Data for this task »

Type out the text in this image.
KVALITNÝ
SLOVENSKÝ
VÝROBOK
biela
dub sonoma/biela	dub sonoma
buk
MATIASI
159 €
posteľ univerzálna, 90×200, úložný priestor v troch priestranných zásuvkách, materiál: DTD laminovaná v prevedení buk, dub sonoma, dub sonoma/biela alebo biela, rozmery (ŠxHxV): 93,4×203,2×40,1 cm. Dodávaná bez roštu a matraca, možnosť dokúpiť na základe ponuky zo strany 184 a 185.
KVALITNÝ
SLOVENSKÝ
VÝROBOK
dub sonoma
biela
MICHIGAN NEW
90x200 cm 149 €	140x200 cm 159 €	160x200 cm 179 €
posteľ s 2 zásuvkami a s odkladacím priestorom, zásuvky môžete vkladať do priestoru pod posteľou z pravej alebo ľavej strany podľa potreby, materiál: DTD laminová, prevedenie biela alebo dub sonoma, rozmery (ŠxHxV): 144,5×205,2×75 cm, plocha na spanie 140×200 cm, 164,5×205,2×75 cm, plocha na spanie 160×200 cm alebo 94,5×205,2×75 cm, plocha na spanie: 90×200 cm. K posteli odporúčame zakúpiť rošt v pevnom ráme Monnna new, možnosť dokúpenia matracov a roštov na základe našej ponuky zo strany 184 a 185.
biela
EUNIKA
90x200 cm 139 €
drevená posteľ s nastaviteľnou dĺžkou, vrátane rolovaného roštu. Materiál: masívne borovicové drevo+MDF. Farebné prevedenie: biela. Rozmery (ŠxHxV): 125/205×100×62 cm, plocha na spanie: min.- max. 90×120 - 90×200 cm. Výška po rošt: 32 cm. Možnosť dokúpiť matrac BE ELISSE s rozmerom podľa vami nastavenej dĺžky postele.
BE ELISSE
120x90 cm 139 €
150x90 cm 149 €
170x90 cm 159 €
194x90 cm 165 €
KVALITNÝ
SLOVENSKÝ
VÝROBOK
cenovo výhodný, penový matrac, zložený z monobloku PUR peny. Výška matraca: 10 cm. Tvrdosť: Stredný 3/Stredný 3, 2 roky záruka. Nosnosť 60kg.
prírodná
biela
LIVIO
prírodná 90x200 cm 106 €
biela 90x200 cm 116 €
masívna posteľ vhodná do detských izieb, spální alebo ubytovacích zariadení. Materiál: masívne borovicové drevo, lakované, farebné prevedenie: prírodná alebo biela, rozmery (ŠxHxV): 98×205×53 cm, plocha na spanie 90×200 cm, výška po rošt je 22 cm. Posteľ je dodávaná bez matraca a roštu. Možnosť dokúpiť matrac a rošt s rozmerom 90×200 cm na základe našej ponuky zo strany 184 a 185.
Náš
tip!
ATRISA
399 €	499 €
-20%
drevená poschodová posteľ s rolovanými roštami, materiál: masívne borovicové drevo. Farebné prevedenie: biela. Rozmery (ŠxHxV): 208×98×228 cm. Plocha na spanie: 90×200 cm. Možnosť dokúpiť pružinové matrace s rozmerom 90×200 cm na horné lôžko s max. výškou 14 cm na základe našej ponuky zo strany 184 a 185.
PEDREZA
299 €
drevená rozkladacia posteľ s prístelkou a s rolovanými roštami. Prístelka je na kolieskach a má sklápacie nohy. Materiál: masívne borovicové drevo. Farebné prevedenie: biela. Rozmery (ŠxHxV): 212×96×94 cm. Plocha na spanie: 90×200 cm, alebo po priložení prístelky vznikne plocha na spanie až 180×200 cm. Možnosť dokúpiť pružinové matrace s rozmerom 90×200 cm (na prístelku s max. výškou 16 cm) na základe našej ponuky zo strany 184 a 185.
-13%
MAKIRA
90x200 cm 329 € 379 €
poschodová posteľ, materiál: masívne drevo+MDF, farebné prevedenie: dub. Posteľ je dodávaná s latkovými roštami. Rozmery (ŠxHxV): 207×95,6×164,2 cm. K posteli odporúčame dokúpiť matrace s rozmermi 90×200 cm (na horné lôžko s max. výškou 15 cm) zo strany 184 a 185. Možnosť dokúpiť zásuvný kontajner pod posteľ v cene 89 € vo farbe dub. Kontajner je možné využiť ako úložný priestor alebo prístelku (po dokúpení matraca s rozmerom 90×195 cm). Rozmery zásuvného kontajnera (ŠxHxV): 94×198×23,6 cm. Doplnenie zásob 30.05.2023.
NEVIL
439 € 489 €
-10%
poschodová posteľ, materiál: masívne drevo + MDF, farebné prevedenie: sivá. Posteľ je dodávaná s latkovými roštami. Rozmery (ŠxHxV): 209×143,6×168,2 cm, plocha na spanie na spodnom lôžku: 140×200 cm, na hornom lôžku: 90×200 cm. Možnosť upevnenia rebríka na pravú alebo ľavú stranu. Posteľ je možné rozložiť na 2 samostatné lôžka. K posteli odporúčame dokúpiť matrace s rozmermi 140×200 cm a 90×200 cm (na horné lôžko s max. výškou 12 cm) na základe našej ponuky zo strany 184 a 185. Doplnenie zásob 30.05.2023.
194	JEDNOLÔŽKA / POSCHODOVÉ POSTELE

What is expected » Write out every record, exactly as written.

The output »
Type out the text in this image.
KVALITNÝ
SLOVENSKÝ
VÝROBOK
biela
dub sonoma/biela	dub sonoma
buk
MATIASI
159 €
posteľ univerzálna, 90×200, úložný priestor v troch priestranných zásuvkách, materiál: DTD laminovaná v prevedení buk, dub sonoma, dub sonoma/biela alebo biela, rozmery (ŠxHxV): 93,4×203,2×40,1 cm. Dodávaná bez roštu a matraca, možnosť dokúpiť na základe ponuky zo strany 184 a 185.
KVALITNÝ
SLOVENSKÝ
VÝROBOK
dub sonoma
biela
MICHIGAN NEW
90x200 cm 149 €	140x200 cm 159 €	160x200 cm 179 €
posteľ s 2 zásuvkami a s odkladacím priestorom, zásuvky môžete vkladať do priestoru pod posteľou z pravej alebo ľavej strany podľa potreby, materiál: DTD laminová, prevedenie biela alebo dub sonoma, rozmery (ŠxHxV): 144,5×205,2×75 cm, plocha na spanie 140×200 cm, 164,5×205,2×75 cm, plocha na spanie 160×200 cm alebo 94,5×205,2×75 cm, plocha na spanie: 90×200 cm. K posteli odporúčame zakúpiť rošt v pevnom ráme Monnna new, možnosť dokúpenia matracov a roštov na základe našej ponuky zo strany 184 a 185.
biela
EUNIKA
90x200 cm 139 €
drevená posteľ s nastaviteľnou dĺžkou, vrátane rolovaného roštu. Materiál: masívne borovicové drevo+MDF. Farebné prevedenie: biela. Rozmery (ŠxHxV): 125/205×100×62 cm, plocha na spanie: min.- max. 90×120 - 90×200 cm. Výška po rošt: 32 cm. Možnosť dokúpiť matrac BE ELISSE s rozmerom podľa vami nastavenej dĺžky postele.
BE ELISSE
120x90 cm 139 €
150x90 cm 149 €
170x90 cm 159 €
194x90 cm 165 €
KVALITNÝ
SLOVENSKÝ
VÝROBOK
cenovo výhodný, penový matrac, zložený z monobloku PUR peny. Výška matraca: 10 cm. Tvrdosť: Stredný 3/Stredný 3, 2 roky záruka. Nosnosť 60kg.
prírodná
biela
LIVIO
prírodná 90x200 cm 106 €
biela 90x200 cm 116 €
masívna posteľ vhodná do detských izieb, spální alebo ubytovacích zariadení. Materiál: masívne borovicové drevo, lakované, farebné prevedenie: prírodná alebo biela, rozmery (ŠxHxV): 98×205×53 cm, plocha na spanie 90×200 cm, výška po rošt je 22 cm. Posteľ je dodávaná bez matraca a roštu. Možnosť dokúpiť matrac a rošt s rozmerom 90×200 cm na základe našej ponuky zo strany 184 a 185.
Náš
tip!
ATRISA
399 €	499 €
-20%
drevená poschodová posteľ s rolovanými roštami, materiál: masívne borovicové drevo. Farebné prevedenie: biela. Rozmery (ŠxHxV): 208×98×228 cm. Plocha na spanie: 90×200 cm. Možnosť dokúpiť pružinové matrace s rozmerom 90×200 cm na horné lôžko s max. výškou 14 cm na základe našej ponuky zo strany 184 a 185.
PEDREZA
299 €
drevená rozkladacia posteľ s prístelkou a s rolovanými roštami. Prístelka je na kolieskach a má sklápacie nohy. Materiál: masívne borovicové drevo. Farebné prevedenie: biela. Rozmery (ŠxHxV): 212×96×94 cm. Plocha na spanie: 90×200 cm, alebo po priložení prístelky vznikne plocha na spanie až 180×200 cm. Možnosť dokúpiť pružinové matrace s rozmerom 90×200 cm (na prístelku s max. výškou 16 cm) na základe našej ponuky zo strany 184 a 185.
-13%
MAKIRA
90x200 cm 329 € 379 €
poschodová posteľ, materiál: masívne drevo+MDF, farebné prevedenie: dub. Posteľ je dodávaná s latkovými roštami. Rozmery (ŠxHxV): 207×95,6×164,2 cm. K posteli odporúčame dokúpiť matrace s rozmermi 90×200 cm (na horné lôžko s max. výškou 15 cm) zo strany 184 a 185. Možnosť dokúpiť zásuvný kontajner pod posteľ v cene 89 € vo farbe dub. Kontajner je možné využiť ako úložný priestor alebo prístelku (po dokúpení matraca s rozmerom 90×195 cm). Rozmery zásuvného kontajnera (ŠxHxV): 94×198×23,6 cm. Doplnenie zásob 30.05.2023.
NEVIL
439 € 489 €
-10%
poschodová posteľ, materiál: masívne drevo + MDF, farebné prevedenie: sivá. Posteľ je dodávaná s latkovými roštami. Rozmery (ŠxHxV): 209×143,6×168,2 cm, plocha na spanie na spodnom lôžku: 140×200 cm, na hornom lôžku: 90×200 cm. Možnosť upevnenia rebríka na pravú alebo ľavú stranu. Posteľ je možné rozložiť na 2 samostatné lôžka. K posteli odporúčame dokúpiť matrace s rozmermi 140×200 cm a 90×200 cm (na horné lôžko s max. výškou 12 cm) na základe našej ponuky zo strany 184 a 185. Doplnenie zásob 30.05.2023.
194	JEDNOLÔŽKA / POSCHODOVÉ POSTELE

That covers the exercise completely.